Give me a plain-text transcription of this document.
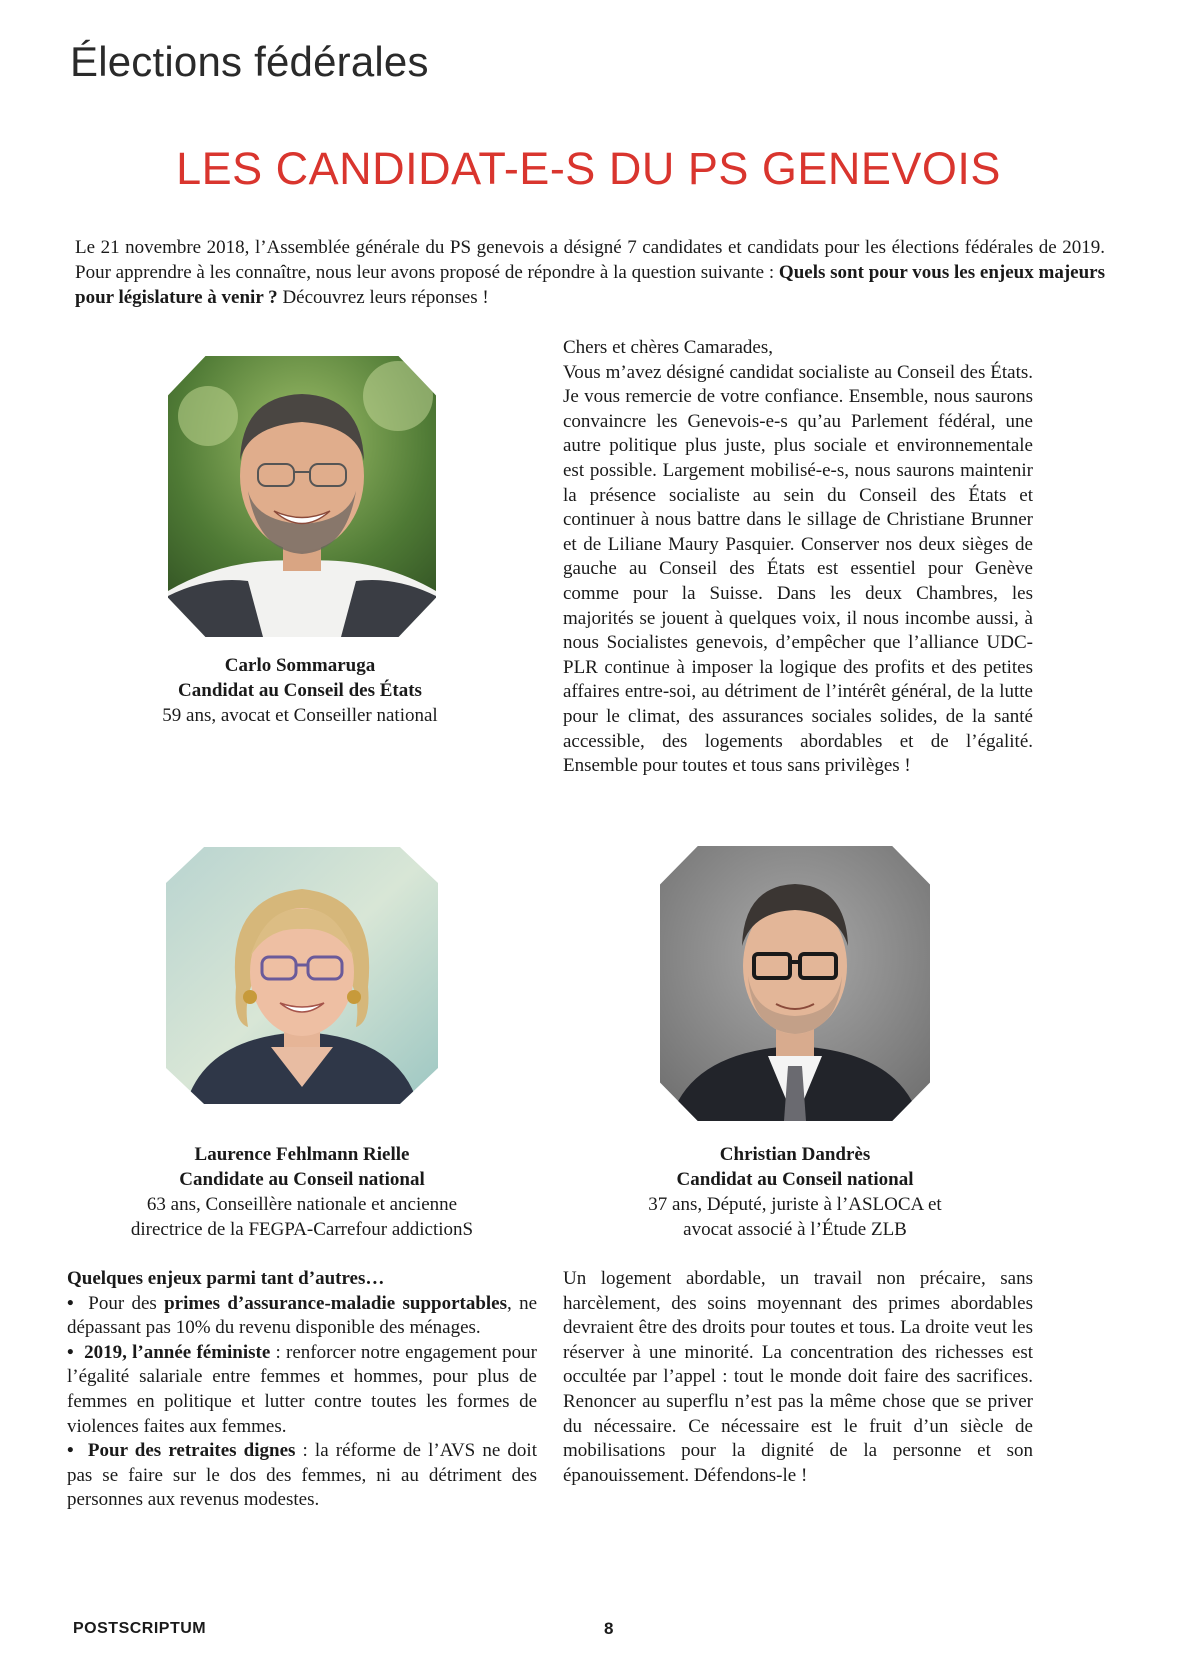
Élections fédérales
LES CANDIDAT-E-S DU PS GENEVOIS
Le 21 novembre 2018, l’Assemblée générale du PS genevois a désigné 7 candidates et candidats pour les élections fédérales de 2019. Pour apprendre à les connaître, nous leur avons proposé de répondre à la question suivante : Quels sont pour vous les enjeux majeurs pour législature à venir ? Découvrez leurs réponses !
Carlo Sommaruga
Candidat au Conseil des États
59 ans, avocat et Conseiller national

Chers et chères Camarades,

Vous m’avez désigné candidat socialiste au Conseil des États. Je vous remercie de votre confiance. Ensemble, nous saurons convaincre les Genevois-e-s qu’au Parlement fédéral, une autre politique plus juste, plus sociale et environnementale est possible. Largement mobilisé-e-s, nous saurons maintenir la présence socialiste au sein du Conseil des États et continuer à nous battre dans le sillage de Christiane Brunner et de Liliane Maury Pasquier. Conserver nos deux sièges de gauche au Conseil des États est essentiel pour Genève comme pour la Suisse. Dans les deux Chambres, les majorités se jouent à quelques voix, il nous incombe aussi, à nous Socialistes genevois, d’empêcher que l’alliance UDC-PLR continue à imposer la logique des profits et des petites affaires entre-soi, au détriment de l’intérêt général, de la lutte pour le climat, des assurances sociales solides, de la santé accessible, des logements abordables et de l’égalité. Ensemble pour toutes et tous sans privilèges !

Laurence Fehlmann Rielle
Candidate au Conseil national
63 ans, Conseillère nationale et ancienne
directrice de la FEGPA-Carrefour addictionS
Christian Dandrès
Candidat au Conseil national
37 ans, Député, juriste à l’ASLOCA et
avocat associé à l’Étude ZLB

Quelques enjeux parmi tant d’autres…

• Pour des primes d’assurance-maladie supportables, ne dépassant pas 10% du revenu disponible des ménages.

• 2019, l’année féministe : renforcer notre engagement pour l’égalité salariale entre femmes et hommes, pour plus de femmes en politique et lutter contre toutes les formes de violences faites aux femmes.

• Pour des retraites dignes : la réforme de l’AVS ne doit pas se faire sur le dos des femmes, ni au détriment des personnes aux revenus modestes.

Un logement abordable, un travail non précaire, sans harcèlement, des soins moyennant des primes abordables devraient être des droits pour toutes et tous. La droite veut les réserver à une minorité. La concentration des richesses est occultée par l’appel : tout le monde doit faire des sacrifices. Renoncer au superflu n’est pas la même chose que se priver du nécessaire. Ce nécessaire est le fruit d’un siècle de mobilisations pour la dignité de la personne et son épanouissement. Défendons-le !

POSTSCRIPTUM	8
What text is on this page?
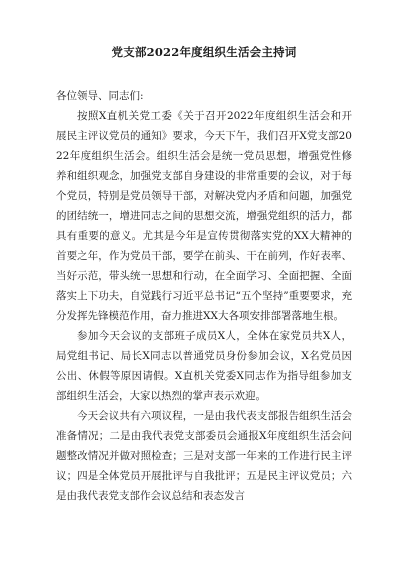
党支部2022年度组织生活会主持词

各位领导、同志们:

按照X直机关党工委《关于召开2022年度组织生活会和开展民主评议党员的通知》要求，今天下午，我们召开X党支部2022年度组织生活会。组织生活会是统一党员思想，增强党性修养和组织观念，加强党支部自身建设的非常重要的会议，对于每个党员，特别是党员领导干部，对解决党内矛盾和问题，加强党的团结统一，增进同志之间的思想交流，增强党组织的活力，都具有重要的意义。尤其是今年是宣传贯彻落实党的XX大精神的首要之年，作为党员干部，要学在前头、干在前列，作好表率、当好示范，带头统一思想和行动，在全面学习、全面把握、全面落实上下功夫，自觉践行习近平总书记“五个坚持”重要要求，充分发挥先锋模范作用，奋力推进XX大各项安排部署落地生根。

参加今天会议的支部班子成员X人，全体在家党员共X人，局党组书记、局长X同志以普通党员身份参加会议，X名党员因公出、休假等原因请假。X直机关党委X同志作为指导组参加支部组织生活会，大家以热烈的掌声表示欢迎。

今天会议共有六项议程，一是由我代表支部报告组织生活会准备情况；二是由我代表党支部委员会通报X年度组织生活会问题整改情况并做对照检查；三是对支部一年来的工作进行民主评议；四是全体党员开展批评与自我批评；五是民主评议党员；六是由我代表党支部作会议总结和表态发言
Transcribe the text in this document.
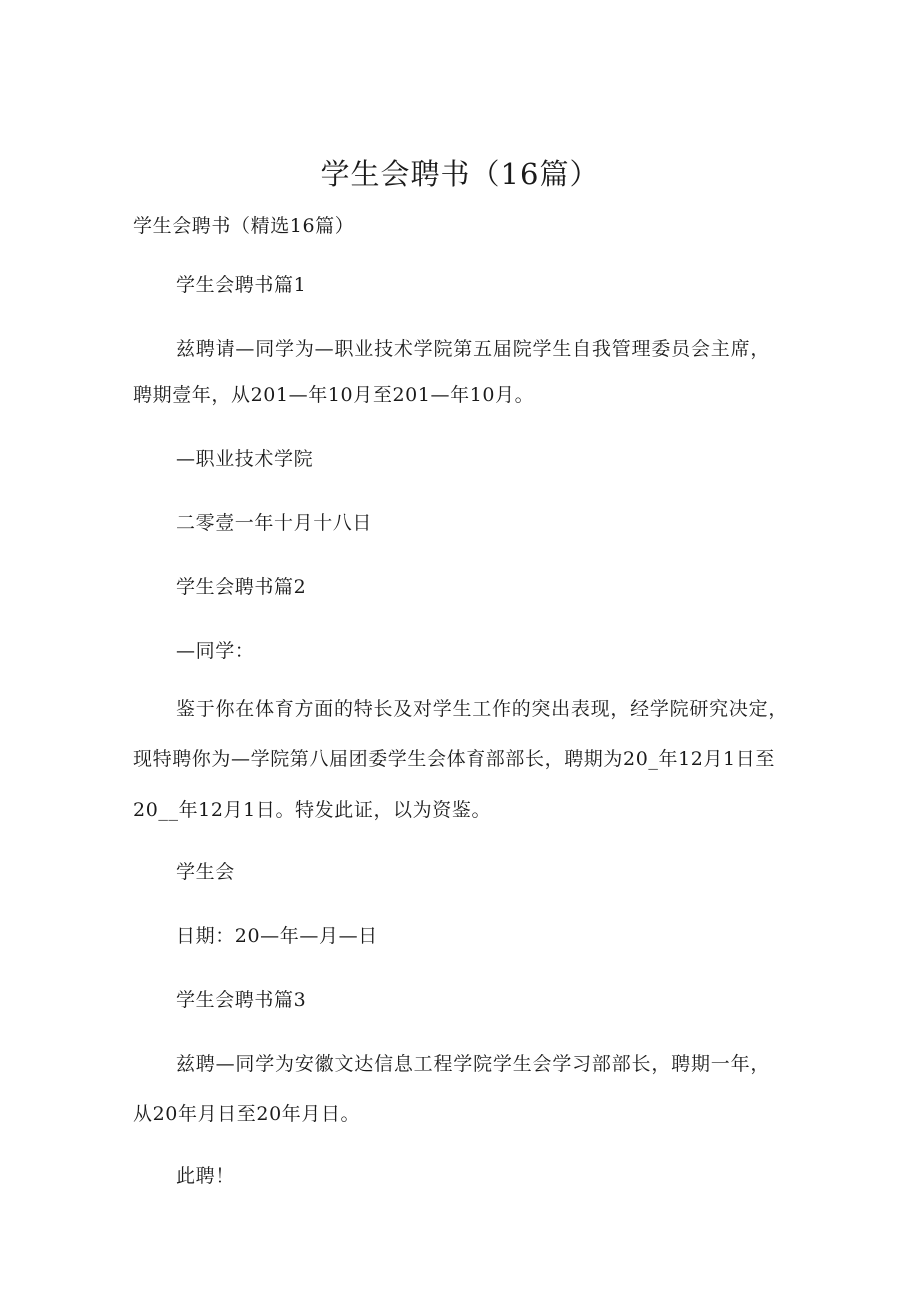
学生会聘书（16篇）
学生会聘书（精选16篇）
学生会聘书篇1
兹聘请—同学为—职业技术学院第五届院学生自我管理委员会主席，
聘期壹年，从201—年10月至201—年10月。
—职业技术学院
二零壹一年十月十八日
学生会聘书篇2
—同学：
鉴于你在体育方面的特长及对学生工作的突出表现，经学院研究决定，
现特聘你为—学院第八届团委学生会体育部部长，聘期为20_年12月1日至
20__年12月1日。特发此证，以为资鉴。
学生会
日期：20—年—月—日
学生会聘书篇3
兹聘—同学为安徽文达信息工程学院学生会学习部部长，聘期一年，
从20年月日至20年月日。
此聘！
....................
## TO BE DONE
Keep every word of the data as it is when you write it out, but drop the pictures.

## RESPONSE TO THE TASK
Give me a plain-text transcription of this document.
Élections fédérales
LES CANDIDAT-E-S DU PS GENEVOIS
Le 21 novembre 2018, l’Assemblée générale du PS genevois a désigné 7 candidates et candidats pour les élections fédérales de 2019. Pour apprendre à les connaître, nous leur avons proposé de répondre à la question suivante : Quels sont pour vous les enjeux majeurs pour législature à venir ? Découvrez leurs réponses !
Carlo Sommaruga
Candidat au Conseil des États
59 ans, avocat et Conseiller national

Chers et chères Camarades,

Vous m’avez désigné candidat socialiste au Conseil des États. Je vous remercie de votre confiance. Ensemble, nous saurons convaincre les Genevois-e-s qu’au Parlement fédéral, une autre politique plus juste, plus sociale et environnementale est possible. Largement mobilisé-e-s, nous saurons maintenir la présence socialiste au sein du Conseil des États et continuer à nous battre dans le sillage de Christiane Brunner et de Liliane Maury Pasquier. Conserver nos deux sièges de gauche au Conseil des États est essentiel pour Genève comme pour la Suisse. Dans les deux Chambres, les majorités se jouent à quelques voix, il nous incombe aussi, à nous Socialistes genevois, d’empêcher que l’alliance UDC-PLR continue à imposer la logique des profits et des petites affaires entre-soi, au détriment de l’intérêt général, de la lutte pour le climat, des assurances sociales solides, de la santé accessible, des logements abordables et de l’égalité. Ensemble pour toutes et tous sans privilèges !

Laurence Fehlmann Rielle
Candidate au Conseil national
63 ans, Conseillère nationale et ancienne
directrice de la FEGPA-Carrefour addictionS
Christian Dandrès
Candidat au Conseil national
37 ans, Député, juriste à l’ASLOCA et
avocat associé à l’Étude ZLB

Quelques enjeux parmi tant d’autres…

• Pour des primes d’assurance-maladie supportables, ne dépassant pas 10% du revenu disponible des ménages.

• 2019, l’année féministe : renforcer notre engagement pour l’égalité salariale entre femmes et hommes, pour plus de femmes en politique et lutter contre toutes les formes de violences faites aux femmes.

• Pour des retraites dignes : la réforme de l’AVS ne doit pas se faire sur le dos des femmes, ni au détriment des personnes aux revenus modestes.

Un logement abordable, un travail non précaire, sans harcèlement, des soins moyennant des primes abordables devraient être des droits pour toutes et tous. La droite veut les réserver à une minorité. La concentration des richesses est occultée par l’appel : tout le monde doit faire des sacrifices. Renoncer au superflu n’est pas la même chose que se priver du nécessaire. Ce nécessaire est le fruit d’un siècle de mobilisations pour la dignité de la personne et son épanouissement. Défendons-le !

POSTSCRIPTUM	8
What text is on this page?
党支部2022年度组织生活会主持词

各位领导、同志们:

按照X直机关党工委《关于召开2022年度组织生活会和开展民主评议党员的通知》要求，今天下午，我们召开X党支部2022年度组织生活会。组织生活会是统一党员思想，增强党性修养和组织观念，加强党支部自身建设的非常重要的会议，对于每个党员，特别是党员领导干部，对解决党内矛盾和问题，加强党的团结统一，增进同志之间的思想交流，增强党组织的活力，都具有重要的意义。尤其是今年是宣传贯彻落实党的XX大精神的首要之年，作为党员干部，要学在前头、干在前列，作好表率、当好示范，带头统一思想和行动，在全面学习、全面把握、全面落实上下功夫，自觉践行习近平总书记“五个坚持”重要要求，充分发挥先锋模范作用，奋力推进XX大各项安排部署落地生根。

参加今天会议的支部班子成员X人，全体在家党员共X人，局党组书记、局长X同志以普通党员身份参加会议，X名党员因公出、休假等原因请假。X直机关党委X同志作为指导组参加支部组织生活会，大家以热烈的掌声表示欢迎。

今天会议共有六项议程，一是由我代表支部报告组织生活会准备情况；二是由我代表党支部委员会通报X年度组织生活会问题整改情况并做对照检查；三是对支部一年来的工作进行民主评议；四是全体党员开展批评与自我批评；五是民主评议党员；六是由我代表党支部作会议总结和表态发言
Transcribe the text in this document.
学生会聘书（16篇）
学生会聘书（精选16篇）
学生会聘书篇1
兹聘请—同学为—职业技术学院第五届院学生自我管理委员会主席，
聘期壹年，从201—年10月至201—年10月。
—职业技术学院
二零壹一年十月十八日
学生会聘书篇2
—同学：
鉴于你在体育方面的特长及对学生工作的突出表现，经学院研究决定，
现特聘你为—学院第八届团委学生会体育部部长，聘期为20_年12月1日至
20__年12月1日。特发此证，以为资鉴。
学生会
日期：20—年—月—日
学生会聘书篇3
兹聘—同学为安徽文达信息工程学院学生会学习部部长，聘期一年，
从20年月日至20年月日。
此聘！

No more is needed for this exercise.